[Dataset rows about figures]

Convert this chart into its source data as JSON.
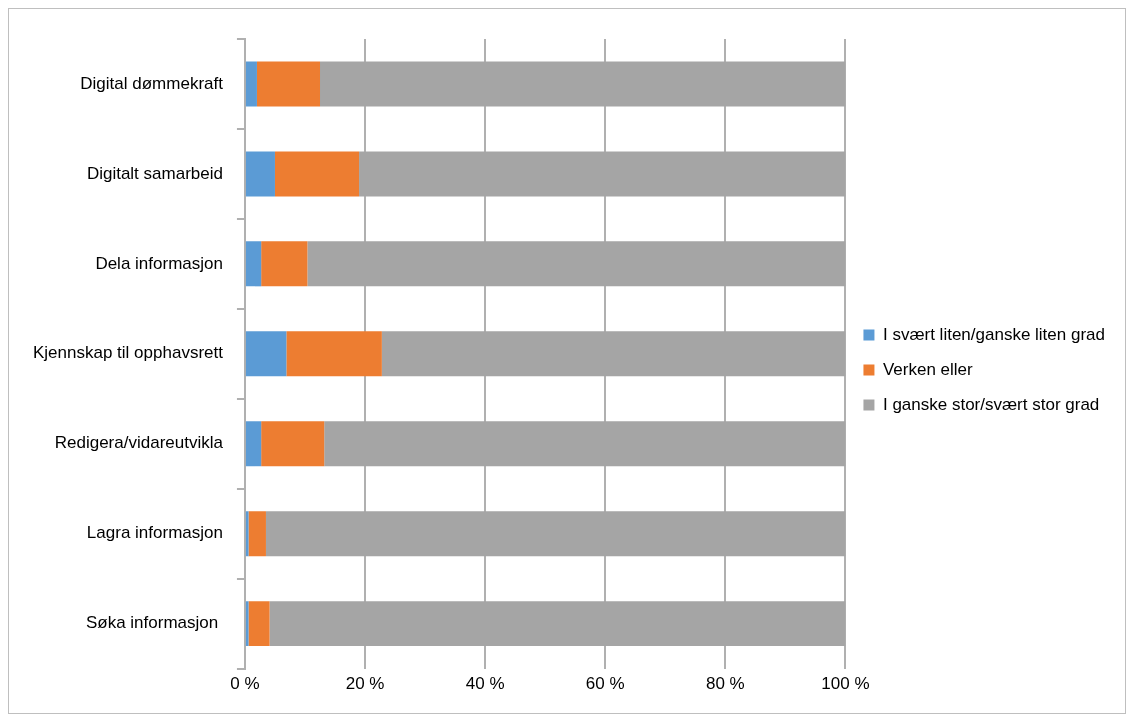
{
  "chart_data": {
    "type": "bar",
    "orientation": "horizontal",
    "stacked": true,
    "categories": [
      "Digital dømmekraft",
      "Digitalt samarbeid",
      "Dela informasjon",
      "Kjennskap til opphavsrett",
      "Redigera/vidareutvikla",
      "Lagra informasjon",
      "Søka informasjon "
    ],
    "series": [
      {
        "name": "I svært liten/ganske liten grad",
        "color": "#5b9bd5",
        "values": [
          2,
          5,
          2.7,
          6.9,
          2.7,
          0.6,
          0.6
        ]
      },
      {
        "name": "Verken eller",
        "color": "#ed7d31",
        "values": [
          10.5,
          14,
          7.7,
          15.9,
          10.5,
          2.9,
          3.5
        ]
      },
      {
        "name": "I ganske stor/svært stor grad",
        "color": "#a5a5a5",
        "values": [
          87.5,
          81,
          89.6,
          77.2,
          86.8,
          96.5,
          95.9
        ]
      }
    ],
    "xlim": [
      0,
      100
    ],
    "xticks": [
      {
        "value": 0,
        "label": "0 %"
      },
      {
        "value": 20,
        "label": "20 %"
      },
      {
        "value": 40,
        "label": "40 %"
      },
      {
        "value": 60,
        "label": "60 %"
      },
      {
        "value": 80,
        "label": "80 %"
      },
      {
        "value": 100,
        "label": "100 %"
      }
    ],
    "grid": "x",
    "legend": "right"
  }
}
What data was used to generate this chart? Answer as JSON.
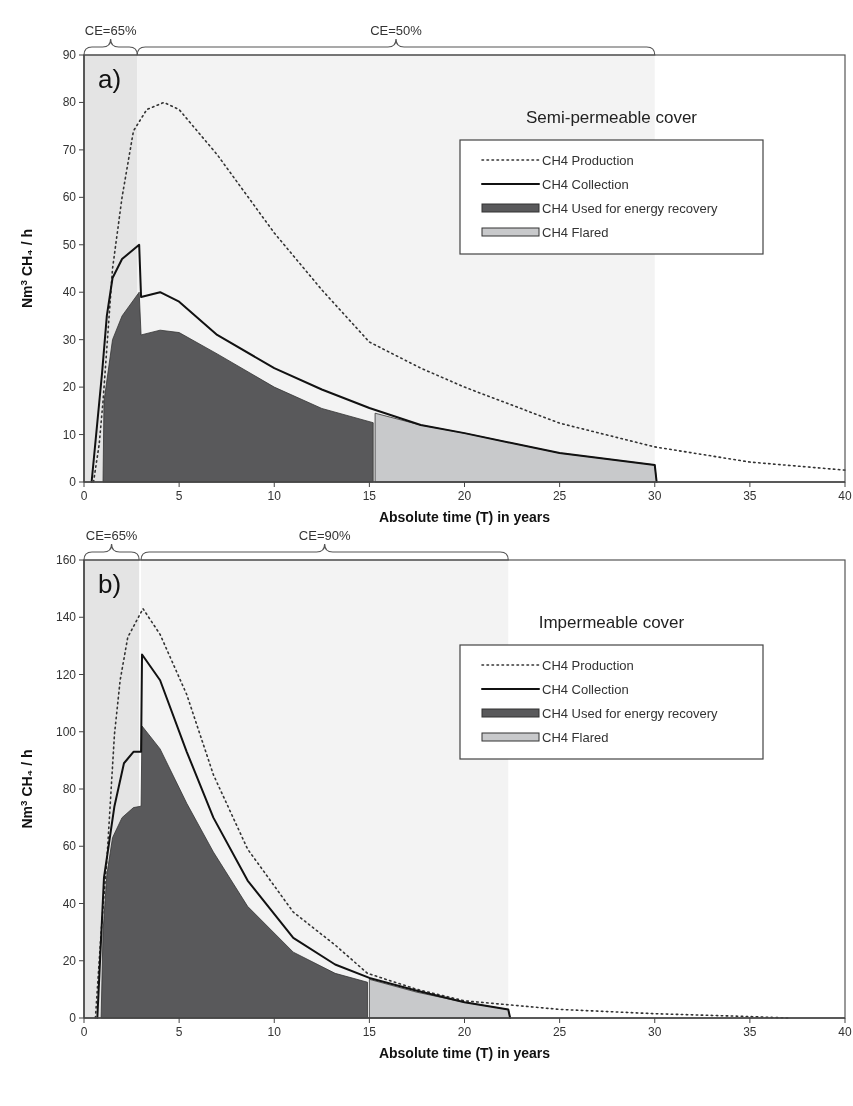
{
  "chart_data": [
    {
      "type": "line",
      "title": "Semi-permeable cover",
      "xlabel": "Absolute time (T) in years",
      "ylabel": "Nm$^{3}$ CH₄ / h",
      "annotations": [
        "a)"
      ],
      "xlim": [
        0,
        40
      ],
      "xticks": [
        0,
        5,
        10,
        15,
        20,
        25,
        30,
        35,
        40
      ],
      "ylim": [
        0,
        90
      ],
      "yticks": [
        0,
        10,
        20,
        30,
        40,
        50,
        60,
        70,
        80,
        90
      ],
      "legend": "top right",
      "grid": false,
      "bands": [
        {
          "axis": "x",
          "from": 0,
          "to": 2.8,
          "label": "CE=65%",
          "color": "#e4e4e4"
        },
        {
          "axis": "x",
          "from": 2.8,
          "to": 30,
          "label": "CE=50%",
          "color": "#f3f3f3"
        }
      ],
      "series": [
        {
          "name": "CH4 Production",
          "type": "line",
          "line_style": "dotted",
          "color": "#333333",
          "x": [
            0.5,
            0.8,
            1,
            1.5,
            2,
            2.6,
            3.3,
            4.2,
            5,
            7,
            10,
            12.5,
            15,
            17.7,
            20,
            25,
            30,
            35,
            40
          ],
          "values": [
            0,
            8,
            17,
            45,
            60,
            74,
            78.5,
            80,
            78.5,
            69,
            52.5,
            40.5,
            29.5,
            24,
            20,
            12.4,
            7.4,
            4.2,
            2.5
          ]
        },
        {
          "name": "CH4 Collection",
          "type": "line",
          "line_style": "solid",
          "color": "#111111",
          "x": [
            0.4,
            0.95,
            1.2,
            1.5,
            2,
            2.9,
            3.0,
            4,
            5,
            7,
            10,
            12.5,
            15,
            17.7,
            20,
            25,
            30,
            30.1
          ],
          "values": [
            0,
            23,
            35,
            43,
            47,
            50,
            39,
            40,
            38,
            31,
            24,
            19.5,
            15.6,
            12,
            10.3,
            6.1,
            3.6,
            0
          ]
        },
        {
          "name": "CH4 Used for energy recovery",
          "type": "area",
          "color": "#59595b",
          "x": [
            1,
            1.05,
            1.5,
            2,
            2.9,
            3,
            4,
            5,
            7,
            10,
            12.5,
            15.2,
            15.2
          ],
          "values": [
            0,
            17,
            30,
            35,
            40,
            31,
            32,
            31.5,
            27,
            20,
            15.5,
            12.5,
            0
          ]
        },
        {
          "name": "CH4 Flared",
          "type": "area",
          "color": "#c8c9cb",
          "x": [
            15.3,
            15.3,
            17.7,
            20,
            25,
            30,
            30.1
          ],
          "values": [
            0,
            14.5,
            12,
            10.3,
            6.1,
            3.6,
            0
          ]
        }
      ]
    },
    {
      "type": "line",
      "title": "Impermeable cover",
      "xlabel": "Absolute time (T) in years",
      "ylabel": "Nm$^{3}$ CH₄ / h",
      "annotations": [
        "b)"
      ],
      "xlim": [
        0,
        40
      ],
      "xticks": [
        0,
        5,
        10,
        15,
        20,
        25,
        30,
        35,
        40
      ],
      "ylim": [
        0,
        160
      ],
      "yticks": [
        0,
        20,
        40,
        60,
        80,
        100,
        120,
        140,
        160
      ],
      "legend": "top right",
      "grid": false,
      "bands": [
        {
          "axis": "x",
          "from": 0,
          "to": 2.9,
          "label": "CE=65%",
          "color": "#e4e4e4"
        },
        {
          "axis": "x",
          "from": 3,
          "to": 22.3,
          "label": "CE=90%",
          "color": "#f3f3f3"
        }
      ],
      "series": [
        {
          "name": "CH4 Production",
          "type": "line",
          "line_style": "dotted",
          "color": "#333333",
          "x": [
            0.6,
            0.9,
            1.2,
            1.6,
            1.9,
            2.3,
            3.1,
            4,
            5.4,
            6.8,
            8.6,
            11,
            13.2,
            14.9,
            17.5,
            20,
            25,
            30,
            35,
            37
          ],
          "values": [
            0,
            30,
            55,
            99,
            118,
            133,
            143,
            134,
            113,
            85,
            59,
            37,
            25.5,
            15.6,
            10,
            6,
            3,
            1.5,
            0.5,
            0
          ]
        },
        {
          "name": "CH4 Collection",
          "type": "line",
          "line_style": "solid",
          "color": "#111111",
          "x": [
            0.7,
            1.05,
            1.6,
            2.1,
            2.6,
            3,
            3.05,
            4,
            5.4,
            6.8,
            8.6,
            11,
            13.2,
            15,
            17.5,
            20,
            22.3,
            22.4
          ],
          "values": [
            0,
            49,
            74,
            89,
            93,
            93,
            127,
            118,
            93,
            70,
            48,
            28,
            18.7,
            14,
            9.5,
            5.5,
            3,
            0
          ]
        },
        {
          "name": "CH4 Used for energy recovery",
          "type": "area",
          "color": "#59595b",
          "x": [
            0.9,
            1,
            1.2,
            1.5,
            2,
            2.6,
            3,
            3.05,
            4,
            5.4,
            6.8,
            8.6,
            11,
            13.2,
            14.9,
            14.9
          ],
          "values": [
            0,
            30,
            50,
            63,
            70,
            73.5,
            74,
            102,
            94,
            75,
            58,
            39,
            23,
            15.6,
            12.5,
            0
          ]
        },
        {
          "name": "CH4 Flared",
          "type": "area",
          "color": "#c8c9cb",
          "x": [
            15,
            15,
            17.5,
            20,
            22.3,
            22.4
          ],
          "values": [
            0,
            13.5,
            9,
            5.5,
            3,
            0
          ]
        }
      ]
    }
  ]
}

> **WHAT YOU ARE ASKED TO DO**
Keep every word of the data as it is when you write it out, but drop the pictures.

> **TASK ANSWER**
Convert this chart into its source data as JSON.
{
  "chart_data": {
    "type": "bar",
    "orientation": "horizontal",
    "stacked": true,
    "categories": [
      "Digital dømmekraft",
      "Digitalt samarbeid",
      "Dela informasjon",
      "Kjennskap til opphavsrett",
      "Redigera/vidareutvikla",
      "Lagra informasjon",
      "Søka informasjon "
    ],
    "series": [
      {
        "name": "I svært liten/ganske liten grad",
        "color": "#5b9bd5",
        "values": [
          2,
          5,
          2.7,
          6.9,
          2.7,
          0.6,
          0.6
        ]
      },
      {
        "name": "Verken eller",
        "color": "#ed7d31",
        "values": [
          10.5,
          14,
          7.7,
          15.9,
          10.5,
          2.9,
          3.5
        ]
      },
      {
        "name": "I ganske stor/svært stor grad",
        "color": "#a5a5a5",
        "values": [
          87.5,
          81,
          89.6,
          77.2,
          86.8,
          96.5,
          95.9
        ]
      }
    ],
    "xlim": [
      0,
      100
    ],
    "xticks": [
      {
        "value": 0,
        "label": "0 %"
      },
      {
        "value": 20,
        "label": "20 %"
      },
      {
        "value": 40,
        "label": "40 %"
      },
      {
        "value": 60,
        "label": "60 %"
      },
      {
        "value": 80,
        "label": "80 %"
      },
      {
        "value": 100,
        "label": "100 %"
      }
    ],
    "grid": "x",
    "legend": "right"
  }
}
What data was used to generate this chart? Answer as JSON.
{
  "chart_data": [
    {
      "type": "line",
      "title": "Semi-permeable cover",
      "xlabel": "Absolute time (T) in years",
      "ylabel": "Nm$^{3}$ CH₄ / h",
      "annotations": [
        "a)"
      ],
      "xlim": [
        0,
        40
      ],
      "xticks": [
        0,
        5,
        10,
        15,
        20,
        25,
        30,
        35,
        40
      ],
      "ylim": [
        0,
        90
      ],
      "yticks": [
        0,
        10,
        20,
        30,
        40,
        50,
        60,
        70,
        80,
        90
      ],
      "legend": "top right",
      "grid": false,
      "bands": [
        {
          "axis": "x",
          "from": 0,
          "to": 2.8,
          "label": "CE=65%",
          "color": "#e4e4e4"
        },
        {
          "axis": "x",
          "from": 2.8,
          "to": 30,
          "label": "CE=50%",
          "color": "#f3f3f3"
        }
      ],
      "series": [
        {
          "name": "CH4 Production",
          "type": "line",
          "line_style": "dotted",
          "color": "#333333",
          "x": [
            0.5,
            0.8,
            1,
            1.5,
            2,
            2.6,
            3.3,
            4.2,
            5,
            7,
            10,
            12.5,
            15,
            17.7,
            20,
            25,
            30,
            35,
            40
          ],
          "values": [
            0,
            8,
            17,
            45,
            60,
            74,
            78.5,
            80,
            78.5,
            69,
            52.5,
            40.5,
            29.5,
            24,
            20,
            12.4,
            7.4,
            4.2,
            2.5
          ]
        },
        {
          "name": "CH4 Collection",
          "type": "line",
          "line_style": "solid",
          "color": "#111111",
          "x": [
            0.4,
            0.95,
            1.2,
            1.5,
            2,
            2.9,
            3.0,
            4,
            5,
            7,
            10,
            12.5,
            15,
            17.7,
            20,
            25,
            30,
            30.1
          ],
          "values": [
            0,
            23,
            35,
            43,
            47,
            50,
            39,
            40,
            38,
            31,
            24,
            19.5,
            15.6,
            12,
            10.3,
            6.1,
            3.6,
            0
          ]
        },
        {
          "name": "CH4 Used for energy recovery",
          "type": "area",
          "color": "#59595b",
          "x": [
            1,
            1.05,
            1.5,
            2,
            2.9,
            3,
            4,
            5,
            7,
            10,
            12.5,
            15.2,
            15.2
          ],
          "values": [
            0,
            17,
            30,
            35,
            40,
            31,
            32,
            31.5,
            27,
            20,
            15.5,
            12.5,
            0
          ]
        },
        {
          "name": "CH4 Flared",
          "type": "area",
          "color": "#c8c9cb",
          "x": [
            15.3,
            15.3,
            17.7,
            20,
            25,
            30,
            30.1
          ],
          "values": [
            0,
            14.5,
            12,
            10.3,
            6.1,
            3.6,
            0
          ]
        }
      ]
    },
    {
      "type": "line",
      "title": "Impermeable cover",
      "xlabel": "Absolute time (T) in years",
      "ylabel": "Nm$^{3}$ CH₄ / h",
      "annotations": [
        "b)"
      ],
      "xlim": [
        0,
        40
      ],
      "xticks": [
        0,
        5,
        10,
        15,
        20,
        25,
        30,
        35,
        40
      ],
      "ylim": [
        0,
        160
      ],
      "yticks": [
        0,
        20,
        40,
        60,
        80,
        100,
        120,
        140,
        160
      ],
      "legend": "top right",
      "grid": false,
      "bands": [
        {
          "axis": "x",
          "from": 0,
          "to": 2.9,
          "label": "CE=65%",
          "color": "#e4e4e4"
        },
        {
          "axis": "x",
          "from": 3,
          "to": 22.3,
          "label": "CE=90%",
          "color": "#f3f3f3"
        }
      ],
      "series": [
        {
          "name": "CH4 Production",
          "type": "line",
          "line_style": "dotted",
          "color": "#333333",
          "x": [
            0.6,
            0.9,
            1.2,
            1.6,
            1.9,
            2.3,
            3.1,
            4,
            5.4,
            6.8,
            8.6,
            11,
            13.2,
            14.9,
            17.5,
            20,
            25,
            30,
            35,
            37
          ],
          "values": [
            0,
            30,
            55,
            99,
            118,
            133,
            143,
            134,
            113,
            85,
            59,
            37,
            25.5,
            15.6,
            10,
            6,
            3,
            1.5,
            0.5,
            0
          ]
        },
        {
          "name": "CH4 Collection",
          "type": "line",
          "line_style": "solid",
          "color": "#111111",
          "x": [
            0.7,
            1.05,
            1.6,
            2.1,
            2.6,
            3,
            3.05,
            4,
            5.4,
            6.8,
            8.6,
            11,
            13.2,
            15,
            17.5,
            20,
            22.3,
            22.4
          ],
          "values": [
            0,
            49,
            74,
            89,
            93,
            93,
            127,
            118,
            93,
            70,
            48,
            28,
            18.7,
            14,
            9.5,
            5.5,
            3,
            0
          ]
        },
        {
          "name": "CH4 Used for energy recovery",
          "type": "area",
          "color": "#59595b",
          "x": [
            0.9,
            1,
            1.2,
            1.5,
            2,
            2.6,
            3,
            3.05,
            4,
            5.4,
            6.8,
            8.6,
            11,
            13.2,
            14.9,
            14.9
          ],
          "values": [
            0,
            30,
            50,
            63,
            70,
            73.5,
            74,
            102,
            94,
            75,
            58,
            39,
            23,
            15.6,
            12.5,
            0
          ]
        },
        {
          "name": "CH4 Flared",
          "type": "area",
          "color": "#c8c9cb",
          "x": [
            15,
            15,
            17.5,
            20,
            22.3,
            22.4
          ],
          "values": [
            0,
            13.5,
            9,
            5.5,
            3,
            0
          ]
        }
      ]
    }
  ]
}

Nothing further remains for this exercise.